Records from a data source
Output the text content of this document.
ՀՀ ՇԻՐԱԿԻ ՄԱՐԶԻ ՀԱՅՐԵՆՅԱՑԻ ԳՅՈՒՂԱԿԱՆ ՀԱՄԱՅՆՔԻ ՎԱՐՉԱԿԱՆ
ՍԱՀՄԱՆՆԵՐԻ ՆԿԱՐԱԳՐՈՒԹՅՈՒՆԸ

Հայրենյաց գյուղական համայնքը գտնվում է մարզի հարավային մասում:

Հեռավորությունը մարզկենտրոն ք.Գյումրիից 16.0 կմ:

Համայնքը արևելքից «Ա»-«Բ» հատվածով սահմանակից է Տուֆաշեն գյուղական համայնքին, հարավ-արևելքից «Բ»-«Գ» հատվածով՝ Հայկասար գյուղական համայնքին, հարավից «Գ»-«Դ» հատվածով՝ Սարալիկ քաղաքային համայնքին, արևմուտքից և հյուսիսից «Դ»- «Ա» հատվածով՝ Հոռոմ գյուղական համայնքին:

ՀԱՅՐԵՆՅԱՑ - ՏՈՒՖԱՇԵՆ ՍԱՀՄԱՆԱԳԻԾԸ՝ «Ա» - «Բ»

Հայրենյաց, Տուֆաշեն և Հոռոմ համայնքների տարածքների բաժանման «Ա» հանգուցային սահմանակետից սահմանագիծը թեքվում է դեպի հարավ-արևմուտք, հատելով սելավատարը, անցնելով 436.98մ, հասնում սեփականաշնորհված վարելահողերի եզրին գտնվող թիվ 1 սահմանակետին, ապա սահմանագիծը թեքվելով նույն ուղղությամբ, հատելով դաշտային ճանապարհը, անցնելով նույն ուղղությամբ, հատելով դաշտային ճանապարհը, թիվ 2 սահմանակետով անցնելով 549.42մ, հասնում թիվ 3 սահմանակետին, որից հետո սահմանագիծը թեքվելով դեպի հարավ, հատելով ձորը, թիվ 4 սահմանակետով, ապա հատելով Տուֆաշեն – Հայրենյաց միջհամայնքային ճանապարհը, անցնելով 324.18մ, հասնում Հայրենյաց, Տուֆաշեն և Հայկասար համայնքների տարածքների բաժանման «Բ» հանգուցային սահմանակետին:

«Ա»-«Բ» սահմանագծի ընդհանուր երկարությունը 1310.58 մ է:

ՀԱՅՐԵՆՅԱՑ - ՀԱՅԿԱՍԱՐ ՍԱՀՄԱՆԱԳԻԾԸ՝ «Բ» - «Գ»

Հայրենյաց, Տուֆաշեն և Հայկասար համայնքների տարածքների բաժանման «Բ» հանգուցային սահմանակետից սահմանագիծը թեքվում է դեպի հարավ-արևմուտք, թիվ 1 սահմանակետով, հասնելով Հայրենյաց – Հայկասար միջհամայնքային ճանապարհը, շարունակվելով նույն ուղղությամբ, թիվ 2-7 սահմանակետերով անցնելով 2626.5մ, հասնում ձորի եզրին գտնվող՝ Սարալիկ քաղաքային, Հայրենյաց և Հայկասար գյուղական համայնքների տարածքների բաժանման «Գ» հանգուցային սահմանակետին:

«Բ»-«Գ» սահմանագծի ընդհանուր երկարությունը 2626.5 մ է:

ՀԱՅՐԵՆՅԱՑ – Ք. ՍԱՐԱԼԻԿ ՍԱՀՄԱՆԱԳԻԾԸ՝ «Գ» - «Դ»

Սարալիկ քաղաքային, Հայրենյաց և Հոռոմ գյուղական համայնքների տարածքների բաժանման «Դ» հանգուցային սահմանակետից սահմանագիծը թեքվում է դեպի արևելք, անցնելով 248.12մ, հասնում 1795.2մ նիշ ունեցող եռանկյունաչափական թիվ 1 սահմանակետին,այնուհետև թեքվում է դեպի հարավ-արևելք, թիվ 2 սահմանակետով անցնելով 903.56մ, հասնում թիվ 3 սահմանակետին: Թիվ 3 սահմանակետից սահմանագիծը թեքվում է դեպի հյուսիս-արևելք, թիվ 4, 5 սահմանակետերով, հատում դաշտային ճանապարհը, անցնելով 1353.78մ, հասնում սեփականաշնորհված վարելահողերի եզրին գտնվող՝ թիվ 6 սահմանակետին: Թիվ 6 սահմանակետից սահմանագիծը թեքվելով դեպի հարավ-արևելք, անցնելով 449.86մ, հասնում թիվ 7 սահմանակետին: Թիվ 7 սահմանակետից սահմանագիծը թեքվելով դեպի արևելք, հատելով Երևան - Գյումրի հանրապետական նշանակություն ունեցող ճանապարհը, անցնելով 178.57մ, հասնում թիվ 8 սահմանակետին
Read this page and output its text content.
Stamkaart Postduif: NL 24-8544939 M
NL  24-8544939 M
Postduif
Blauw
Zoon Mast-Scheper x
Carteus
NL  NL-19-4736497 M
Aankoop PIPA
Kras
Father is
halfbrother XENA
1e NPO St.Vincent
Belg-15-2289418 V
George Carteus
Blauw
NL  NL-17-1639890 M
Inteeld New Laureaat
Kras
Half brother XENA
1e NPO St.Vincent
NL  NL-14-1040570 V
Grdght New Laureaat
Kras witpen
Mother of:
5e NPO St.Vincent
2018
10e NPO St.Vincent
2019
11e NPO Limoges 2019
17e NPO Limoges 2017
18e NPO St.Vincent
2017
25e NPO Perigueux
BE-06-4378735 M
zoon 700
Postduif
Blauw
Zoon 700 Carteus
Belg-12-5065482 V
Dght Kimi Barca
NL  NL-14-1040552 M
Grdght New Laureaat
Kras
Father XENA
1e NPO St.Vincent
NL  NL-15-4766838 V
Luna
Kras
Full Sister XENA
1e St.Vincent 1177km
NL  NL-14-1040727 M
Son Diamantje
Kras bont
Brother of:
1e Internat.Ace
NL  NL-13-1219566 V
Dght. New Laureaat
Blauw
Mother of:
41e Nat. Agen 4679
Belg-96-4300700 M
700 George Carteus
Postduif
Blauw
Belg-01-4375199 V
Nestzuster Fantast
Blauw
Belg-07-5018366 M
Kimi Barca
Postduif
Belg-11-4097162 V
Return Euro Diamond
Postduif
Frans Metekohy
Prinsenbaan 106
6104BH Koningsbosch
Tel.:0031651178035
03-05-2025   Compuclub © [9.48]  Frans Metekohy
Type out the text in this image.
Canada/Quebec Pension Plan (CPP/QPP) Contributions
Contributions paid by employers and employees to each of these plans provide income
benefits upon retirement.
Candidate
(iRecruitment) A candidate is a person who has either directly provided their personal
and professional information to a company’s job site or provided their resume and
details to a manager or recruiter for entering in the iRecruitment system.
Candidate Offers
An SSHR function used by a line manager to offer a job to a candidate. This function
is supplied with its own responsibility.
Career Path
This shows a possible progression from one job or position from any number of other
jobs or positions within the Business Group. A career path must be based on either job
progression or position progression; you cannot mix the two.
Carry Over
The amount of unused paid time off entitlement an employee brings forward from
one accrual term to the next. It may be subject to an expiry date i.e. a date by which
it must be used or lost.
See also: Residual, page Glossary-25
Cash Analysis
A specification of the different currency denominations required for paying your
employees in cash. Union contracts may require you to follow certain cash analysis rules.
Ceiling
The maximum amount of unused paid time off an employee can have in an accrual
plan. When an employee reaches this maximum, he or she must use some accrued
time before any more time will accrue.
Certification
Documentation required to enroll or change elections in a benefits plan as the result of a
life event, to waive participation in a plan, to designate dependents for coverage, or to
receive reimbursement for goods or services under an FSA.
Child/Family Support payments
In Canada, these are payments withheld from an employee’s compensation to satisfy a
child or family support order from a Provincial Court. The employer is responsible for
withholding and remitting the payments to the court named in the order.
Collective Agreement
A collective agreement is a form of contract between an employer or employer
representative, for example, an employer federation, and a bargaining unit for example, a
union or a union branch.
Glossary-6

-- What you will do --
Repeat the data verbatim.

-- Task solution --
Output the text content of this document.
ՀՀ ՇԻՐԱԿԻ ՄԱՐԶԻ ՀԱՅՐԵՆՅԱՑԻ ԳՅՈՒՂԱԿԱՆ ՀԱՄԱՅՆՔԻ ՎԱՐՉԱԿԱՆ
ՍԱՀՄԱՆՆԵՐԻ ՆԿԱՐԱԳՐՈՒԹՅՈՒՆԸ

Հայրենյաց գյուղական համայնքը գտնվում է մարզի հարավային մասում:

Հեռավորությունը մարզկենտրոն ք.Գյումրիից 16.0 կմ:

Համայնքը արևելքից «Ա»-«Բ» հատվածով սահմանակից է Տուֆաշեն գյուղական համայնքին, հարավ-արևելքից «Բ»-«Գ» հատվածով՝ Հայկասար գյուղական համայնքին, հարավից «Գ»-«Դ» հատվածով՝ Սարալիկ քաղաքային համայնքին, արևմուտքից և հյուսիսից «Դ»- «Ա» հատվածով՝ Հոռոմ գյուղական համայնքին:

ՀԱՅՐԵՆՅԱՑ - ՏՈՒՖԱՇԵՆ ՍԱՀՄԱՆԱԳԻԾԸ՝ «Ա» - «Բ»

Հայրենյաց, Տուֆաշեն և Հոռոմ համայնքների տարածքների բաժանման «Ա» հանգուցային սահմանակետից սահմանագիծը թեքվում է դեպի հարավ-արևմուտք, հատելով սելավատարը, անցնելով 436.98մ, հասնում սեփականաշնորհված վարելահողերի եզրին գտնվող թիվ 1 սահմանակետին, ապա սահմանագիծը թեքվելով նույն ուղղությամբ, հատելով դաշտային ճանապարհը, անցնելով նույն ուղղությամբ, հատելով դաշտային ճանապարհը, թիվ 2 սահմանակետով անցնելով 549.42մ, հասնում թիվ 3 սահմանակետին, որից հետո սահմանագիծը թեքվելով դեպի հարավ, հատելով ձորը, թիվ 4 սահմանակետով, ապա հատելով Տուֆաշեն – Հայրենյաց միջհամայնքային ճանապարհը, անցնելով 324.18մ, հասնում Հայրենյաց, Տուֆաշեն և Հայկասար համայնքների տարածքների բաժանման «Բ» հանգուցային սահմանակետին:

«Ա»-«Բ» սահմանագծի ընդհանուր երկարությունը 1310.58 մ է:

ՀԱՅՐԵՆՅԱՑ - ՀԱՅԿԱՍԱՐ ՍԱՀՄԱՆԱԳԻԾԸ՝ «Բ» - «Գ»

Հայրենյաց, Տուֆաշեն և Հայկասար համայնքների տարածքների բաժանման «Բ» հանգուցային սահմանակետից սահմանագիծը թեքվում է դեպի հարավ-արևմուտք, թիվ 1 սահմանակետով, հասնելով Հայրենյաց – Հայկասար միջհամայնքային ճանապարհը, շարունակվելով նույն ուղղությամբ, թիվ 2-7 սահմանակետերով անցնելով 2626.5մ, հասնում ձորի եզրին գտնվող՝ Սարալիկ քաղաքային, Հայրենյաց և Հայկասար գյուղական համայնքների տարածքների բաժանման «Գ» հանգուցային սահմանակետին:

«Բ»-«Գ» սահմանագծի ընդհանուր երկարությունը 2626.5 մ է:

ՀԱՅՐԵՆՅԱՑ – Ք. ՍԱՐԱԼԻԿ ՍԱՀՄԱՆԱԳԻԾԸ՝ «Գ» - «Դ»

Սարալիկ քաղաքային, Հայրենյաց և Հոռոմ գյուղական համայնքների տարածքների բաժանման «Դ» հանգուցային սահմանակետից սահմանագիծը թեքվում է դեպի արևելք, անցնելով 248.12մ, հասնում 1795.2մ նիշ ունեցող եռանկյունաչափական թիվ 1 սահմանակետին,այնուհետև թեքվում է դեպի հարավ-արևելք, թիվ 2 սահմանակետով անցնելով 903.56մ, հասնում թիվ 3 սահմանակետին: Թիվ 3 սահմանակետից սահմանագիծը թեքվում է դեպի հյուսիս-արևելք, թիվ 4, 5 սահմանակետերով, հատում դաշտային ճանապարհը, անցնելով 1353.78մ, հասնում սեփականաշնորհված վարելահողերի եզրին գտնվող՝ թիվ 6 սահմանակետին: Թիվ 6 սահմանակետից սահմանագիծը թեքվելով դեպի հարավ-արևելք, անցնելով 449.86մ, հասնում թիվ 7 սահմանակետին: Թիվ 7 սահմանակետից սահմանագիծը թեքվելով դեպի արևելք, հատելով Երևան - Գյումրի հանրապետական նշանակություն ունեցող ճանապարհը, անցնելով 178.57մ, հասնում թիվ 8 սահմանակետին
Read this page and output its text content.
Stamkaart Postduif: NL 24-8544939 M
NL  24-8544939 M
Postduif
Blauw
Zoon Mast-Scheper x
Carteus
NL  NL-19-4736497 M
Aankoop PIPA
Kras
Father is
halfbrother XENA
1e NPO St.Vincent
Belg-15-2289418 V
George Carteus
Blauw
NL  NL-17-1639890 M
Inteeld New Laureaat
Kras
Half brother XENA
1e NPO St.Vincent
NL  NL-14-1040570 V
Grdght New Laureaat
Kras witpen
Mother of:
5e NPO St.Vincent
2018
10e NPO St.Vincent
2019
11e NPO Limoges 2019
17e NPO Limoges 2017
18e NPO St.Vincent
2017
25e NPO Perigueux
BE-06-4378735 M
zoon 700
Postduif
Blauw
Zoon 700 Carteus
Belg-12-5065482 V
Dght Kimi Barca
NL  NL-14-1040552 M
Grdght New Laureaat
Kras
Father XENA
1e NPO St.Vincent
NL  NL-15-4766838 V
Luna
Kras
Full Sister XENA
1e St.Vincent 1177km
NL  NL-14-1040727 M
Son Diamantje
Kras bont
Brother of:
1e Internat.Ace
NL  NL-13-1219566 V
Dght. New Laureaat
Blauw
Mother of:
41e Nat. Agen 4679
Belg-96-4300700 M
700 George Carteus
Postduif
Blauw
Belg-01-4375199 V
Nestzuster Fantast
Blauw
Belg-07-5018366 M
Kimi Barca
Postduif
Belg-11-4097162 V
Return Euro Diamond
Postduif
Frans Metekohy
Prinsenbaan 106
6104BH Koningsbosch
Tel.:0031651178035
03-05-2025   Compuclub © [9.48]  Frans Metekohy
Type out the text in this image.
Canada/Quebec Pension Plan (CPP/QPP) Contributions
Contributions paid by employers and employees to each of these plans provide income
benefits upon retirement.
Candidate
(iRecruitment) A candidate is a person who has either directly provided their personal
and professional information to a company’s job site or provided their resume and
details to a manager or recruiter for entering in the iRecruitment system.
Candidate Offers
An SSHR function used by a line manager to offer a job to a candidate. This function
is supplied with its own responsibility.
Career Path
This shows a possible progression from one job or position from any number of other
jobs or positions within the Business Group. A career path must be based on either job
progression or position progression; you cannot mix the two.
Carry Over
The amount of unused paid time off entitlement an employee brings forward from
one accrual term to the next. It may be subject to an expiry date i.e. a date by which
it must be used or lost.
See also: Residual, page Glossary-25
Cash Analysis
A specification of the different currency denominations required for paying your
employees in cash. Union contracts may require you to follow certain cash analysis rules.
Ceiling
The maximum amount of unused paid time off an employee can have in an accrual
plan. When an employee reaches this maximum, he or she must use some accrued
time before any more time will accrue.
Certification
Documentation required to enroll or change elections in a benefits plan as the result of a
life event, to waive participation in a plan, to designate dependents for coverage, or to
receive reimbursement for goods or services under an FSA.
Child/Family Support payments
In Canada, these are payments withheld from an employee’s compensation to satisfy a
child or family support order from a Provincial Court. The employer is responsible for
withholding and remitting the payments to the court named in the order.
Collective Agreement
A collective agreement is a form of contract between an employer or employer
representative, for example, an employer federation, and a bargaining unit for example, a
union or a union branch.
Glossary-6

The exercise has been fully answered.